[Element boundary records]

+++

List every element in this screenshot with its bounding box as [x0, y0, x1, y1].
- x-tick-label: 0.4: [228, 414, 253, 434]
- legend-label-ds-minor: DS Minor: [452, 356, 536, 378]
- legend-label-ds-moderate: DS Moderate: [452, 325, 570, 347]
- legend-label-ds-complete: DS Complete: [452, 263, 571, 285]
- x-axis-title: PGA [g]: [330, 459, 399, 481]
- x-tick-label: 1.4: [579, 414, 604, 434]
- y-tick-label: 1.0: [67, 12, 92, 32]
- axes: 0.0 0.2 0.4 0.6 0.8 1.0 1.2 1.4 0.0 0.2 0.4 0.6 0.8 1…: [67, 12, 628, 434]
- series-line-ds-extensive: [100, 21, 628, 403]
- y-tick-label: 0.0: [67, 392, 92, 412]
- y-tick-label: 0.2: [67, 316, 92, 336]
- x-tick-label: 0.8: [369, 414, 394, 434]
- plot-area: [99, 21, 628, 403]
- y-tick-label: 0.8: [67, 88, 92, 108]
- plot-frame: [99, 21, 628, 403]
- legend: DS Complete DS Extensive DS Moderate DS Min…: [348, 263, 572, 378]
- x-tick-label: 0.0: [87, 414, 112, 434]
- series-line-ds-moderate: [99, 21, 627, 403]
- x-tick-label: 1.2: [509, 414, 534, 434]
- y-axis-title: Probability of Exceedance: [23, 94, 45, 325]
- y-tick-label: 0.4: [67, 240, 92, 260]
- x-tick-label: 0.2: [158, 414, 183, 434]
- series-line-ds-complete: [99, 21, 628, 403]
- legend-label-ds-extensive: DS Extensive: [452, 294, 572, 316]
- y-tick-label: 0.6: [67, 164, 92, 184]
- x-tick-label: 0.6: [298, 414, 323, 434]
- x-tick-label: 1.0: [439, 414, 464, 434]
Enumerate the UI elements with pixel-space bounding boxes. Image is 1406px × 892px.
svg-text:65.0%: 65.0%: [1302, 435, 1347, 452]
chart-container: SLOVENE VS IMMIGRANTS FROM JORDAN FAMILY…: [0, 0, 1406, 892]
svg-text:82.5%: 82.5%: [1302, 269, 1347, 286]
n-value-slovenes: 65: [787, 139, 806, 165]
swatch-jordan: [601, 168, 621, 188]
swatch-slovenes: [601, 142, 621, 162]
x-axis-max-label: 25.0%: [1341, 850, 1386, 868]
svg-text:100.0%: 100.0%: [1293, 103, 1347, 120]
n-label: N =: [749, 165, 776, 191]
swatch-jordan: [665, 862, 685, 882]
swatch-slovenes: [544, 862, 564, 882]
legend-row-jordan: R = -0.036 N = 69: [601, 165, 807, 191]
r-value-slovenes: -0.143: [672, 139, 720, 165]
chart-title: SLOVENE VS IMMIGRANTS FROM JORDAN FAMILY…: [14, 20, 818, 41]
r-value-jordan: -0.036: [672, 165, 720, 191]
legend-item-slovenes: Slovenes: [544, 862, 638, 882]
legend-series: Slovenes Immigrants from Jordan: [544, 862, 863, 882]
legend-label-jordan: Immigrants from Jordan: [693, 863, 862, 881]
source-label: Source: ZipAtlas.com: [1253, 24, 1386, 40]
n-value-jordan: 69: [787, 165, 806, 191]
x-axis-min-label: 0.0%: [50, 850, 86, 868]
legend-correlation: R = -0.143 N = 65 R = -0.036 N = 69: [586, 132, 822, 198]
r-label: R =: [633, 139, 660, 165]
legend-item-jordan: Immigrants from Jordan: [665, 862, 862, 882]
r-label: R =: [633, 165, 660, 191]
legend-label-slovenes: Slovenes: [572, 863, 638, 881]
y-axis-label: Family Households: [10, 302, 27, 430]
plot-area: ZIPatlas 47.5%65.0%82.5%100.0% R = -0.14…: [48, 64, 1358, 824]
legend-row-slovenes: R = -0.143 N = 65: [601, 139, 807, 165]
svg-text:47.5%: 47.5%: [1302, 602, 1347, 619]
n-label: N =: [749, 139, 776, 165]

+++

● **Exercise instructions**:
How many lines in the records above contain the string "plot"? Reply with the number alone.

● **Answer**:
3